(Stored dataset items)
— BEGIN —
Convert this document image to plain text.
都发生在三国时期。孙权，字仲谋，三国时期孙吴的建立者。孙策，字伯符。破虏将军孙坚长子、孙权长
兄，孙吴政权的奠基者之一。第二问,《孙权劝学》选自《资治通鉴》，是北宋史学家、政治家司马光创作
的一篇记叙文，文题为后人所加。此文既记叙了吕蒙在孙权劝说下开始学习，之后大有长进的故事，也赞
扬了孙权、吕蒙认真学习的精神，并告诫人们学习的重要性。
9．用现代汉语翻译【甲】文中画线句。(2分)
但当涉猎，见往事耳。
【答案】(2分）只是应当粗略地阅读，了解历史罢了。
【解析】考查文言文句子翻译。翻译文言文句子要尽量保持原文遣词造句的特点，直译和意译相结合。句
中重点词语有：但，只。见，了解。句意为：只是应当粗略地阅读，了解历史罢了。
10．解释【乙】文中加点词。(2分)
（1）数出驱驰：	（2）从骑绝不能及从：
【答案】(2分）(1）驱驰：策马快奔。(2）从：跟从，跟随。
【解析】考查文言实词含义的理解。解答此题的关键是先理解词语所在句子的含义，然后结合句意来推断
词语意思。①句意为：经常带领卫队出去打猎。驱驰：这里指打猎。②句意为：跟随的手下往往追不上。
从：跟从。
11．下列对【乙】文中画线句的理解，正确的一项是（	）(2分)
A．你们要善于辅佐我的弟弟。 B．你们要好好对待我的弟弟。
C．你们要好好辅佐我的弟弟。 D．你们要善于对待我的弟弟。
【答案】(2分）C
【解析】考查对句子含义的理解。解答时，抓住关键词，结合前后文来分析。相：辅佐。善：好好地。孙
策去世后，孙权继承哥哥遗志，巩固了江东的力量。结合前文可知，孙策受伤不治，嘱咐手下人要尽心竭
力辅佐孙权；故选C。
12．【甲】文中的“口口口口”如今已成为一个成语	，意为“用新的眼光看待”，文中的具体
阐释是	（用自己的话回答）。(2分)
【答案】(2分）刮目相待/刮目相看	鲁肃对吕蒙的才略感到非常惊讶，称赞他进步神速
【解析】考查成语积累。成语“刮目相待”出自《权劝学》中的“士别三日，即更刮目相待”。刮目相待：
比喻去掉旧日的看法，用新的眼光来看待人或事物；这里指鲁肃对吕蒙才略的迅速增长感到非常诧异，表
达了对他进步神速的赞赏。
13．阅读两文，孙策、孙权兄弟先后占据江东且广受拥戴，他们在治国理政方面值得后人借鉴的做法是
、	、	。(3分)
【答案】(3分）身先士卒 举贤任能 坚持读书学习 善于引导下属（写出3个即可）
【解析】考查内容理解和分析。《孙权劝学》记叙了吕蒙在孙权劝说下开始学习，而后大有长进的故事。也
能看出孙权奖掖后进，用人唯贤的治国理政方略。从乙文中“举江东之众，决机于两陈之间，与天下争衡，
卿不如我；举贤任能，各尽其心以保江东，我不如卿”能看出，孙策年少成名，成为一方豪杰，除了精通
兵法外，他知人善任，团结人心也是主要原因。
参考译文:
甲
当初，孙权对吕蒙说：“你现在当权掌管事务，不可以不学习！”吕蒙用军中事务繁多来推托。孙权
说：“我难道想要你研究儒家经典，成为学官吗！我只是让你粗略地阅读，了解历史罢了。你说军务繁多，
— END —
All of the data shown above must be copied exactly.

Convert this document image to plain text.
都发生在三国时期。孙权，字仲谋，三国时期孙吴的建立者。孙策，字伯符。破虏将军孙坚长子、孙权长
兄，孙吴政权的奠基者之一。第二问,《孙权劝学》选自《资治通鉴》，是北宋史学家、政治家司马光创作
的一篇记叙文，文题为后人所加。此文既记叙了吕蒙在孙权劝说下开始学习，之后大有长进的故事，也赞
扬了孙权、吕蒙认真学习的精神，并告诫人们学习的重要性。
9．用现代汉语翻译【甲】文中画线句。(2分)
但当涉猎，见往事耳。
【答案】(2分）只是应当粗略地阅读，了解历史罢了。
【解析】考查文言文句子翻译。翻译文言文句子要尽量保持原文遣词造句的特点，直译和意译相结合。句
中重点词语有：但，只。见，了解。句意为：只是应当粗略地阅读，了解历史罢了。
10．解释【乙】文中加点词。(2分)
（1）数出驱驰：	（2）从骑绝不能及从：
【答案】(2分）(1）驱驰：策马快奔。(2）从：跟从，跟随。
【解析】考查文言实词含义的理解。解答此题的关键是先理解词语所在句子的含义，然后结合句意来推断
词语意思。①句意为：经常带领卫队出去打猎。驱驰：这里指打猎。②句意为：跟随的手下往往追不上。
从：跟从。
11．下列对【乙】文中画线句的理解，正确的一项是（	）(2分)
A．你们要善于辅佐我的弟弟。 B．你们要好好对待我的弟弟。
C．你们要好好辅佐我的弟弟。 D．你们要善于对待我的弟弟。
【答案】(2分）C
【解析】考查对句子含义的理解。解答时，抓住关键词，结合前后文来分析。相：辅佐。善：好好地。孙
策去世后，孙权继承哥哥遗志，巩固了江东的力量。结合前文可知，孙策受伤不治，嘱咐手下人要尽心竭
力辅佐孙权；故选C。
12．【甲】文中的“口口口口”如今已成为一个成语	，意为“用新的眼光看待”，文中的具体
阐释是	（用自己的话回答）。(2分)
【答案】(2分）刮目相待/刮目相看	鲁肃对吕蒙的才略感到非常惊讶，称赞他进步神速
【解析】考查成语积累。成语“刮目相待”出自《权劝学》中的“士别三日，即更刮目相待”。刮目相待：
比喻去掉旧日的看法，用新的眼光来看待人或事物；这里指鲁肃对吕蒙才略的迅速增长感到非常诧异，表
达了对他进步神速的赞赏。
13．阅读两文，孙策、孙权兄弟先后占据江东且广受拥戴，他们在治国理政方面值得后人借鉴的做法是
、	、	。(3分)
【答案】(3分）身先士卒 举贤任能 坚持读书学习 善于引导下属（写出3个即可）
【解析】考查内容理解和分析。《孙权劝学》记叙了吕蒙在孙权劝说下开始学习，而后大有长进的故事。也
能看出孙权奖掖后进，用人唯贤的治国理政方略。从乙文中“举江东之众，决机于两陈之间，与天下争衡，
卿不如我；举贤任能，各尽其心以保江东，我不如卿”能看出，孙策年少成名，成为一方豪杰，除了精通
兵法外，他知人善任，团结人心也是主要原因。
参考译文:
甲
当初，孙权对吕蒙说：“你现在当权掌管事务，不可以不学习！”吕蒙用军中事务繁多来推托。孙权
说：“我难道想要你研究儒家经典，成为学官吗！我只是让你粗略地阅读，了解历史罢了。你说军务繁多，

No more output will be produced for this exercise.